(Saved entries)
/---
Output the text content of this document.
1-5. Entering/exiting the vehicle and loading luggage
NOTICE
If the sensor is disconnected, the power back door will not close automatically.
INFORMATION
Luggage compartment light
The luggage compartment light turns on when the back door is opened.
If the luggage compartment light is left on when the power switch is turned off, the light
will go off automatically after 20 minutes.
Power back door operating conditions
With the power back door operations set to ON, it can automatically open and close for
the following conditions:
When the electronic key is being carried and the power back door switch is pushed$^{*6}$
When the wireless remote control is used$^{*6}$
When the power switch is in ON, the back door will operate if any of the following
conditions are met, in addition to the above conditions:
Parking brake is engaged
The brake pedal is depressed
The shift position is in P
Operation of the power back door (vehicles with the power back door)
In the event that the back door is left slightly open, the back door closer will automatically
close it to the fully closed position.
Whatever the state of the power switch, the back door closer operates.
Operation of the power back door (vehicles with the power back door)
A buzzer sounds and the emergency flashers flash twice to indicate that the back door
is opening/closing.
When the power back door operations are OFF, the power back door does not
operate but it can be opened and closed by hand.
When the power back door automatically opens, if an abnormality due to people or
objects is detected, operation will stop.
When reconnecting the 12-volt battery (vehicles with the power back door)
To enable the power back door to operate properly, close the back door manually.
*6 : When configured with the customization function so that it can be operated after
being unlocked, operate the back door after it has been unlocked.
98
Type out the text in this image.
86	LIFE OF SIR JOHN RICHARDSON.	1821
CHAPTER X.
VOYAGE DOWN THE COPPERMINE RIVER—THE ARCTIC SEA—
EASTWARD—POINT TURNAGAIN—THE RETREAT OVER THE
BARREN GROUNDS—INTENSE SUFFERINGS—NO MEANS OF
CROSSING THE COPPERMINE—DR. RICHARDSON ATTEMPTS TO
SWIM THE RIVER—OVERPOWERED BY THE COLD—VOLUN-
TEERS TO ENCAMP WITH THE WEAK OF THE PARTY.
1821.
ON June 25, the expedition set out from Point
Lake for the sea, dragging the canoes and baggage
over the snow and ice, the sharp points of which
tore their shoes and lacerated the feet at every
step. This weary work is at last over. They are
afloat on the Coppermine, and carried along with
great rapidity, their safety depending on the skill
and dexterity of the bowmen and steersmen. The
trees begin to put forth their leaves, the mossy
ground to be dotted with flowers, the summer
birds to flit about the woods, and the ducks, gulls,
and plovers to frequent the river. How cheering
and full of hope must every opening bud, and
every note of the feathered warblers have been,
\---
Return all lines with the word "closer" in them.

In the event that the back door is left slightly open, the back door closer will automatically
Whatever the state of the power switch, the back door closer operates.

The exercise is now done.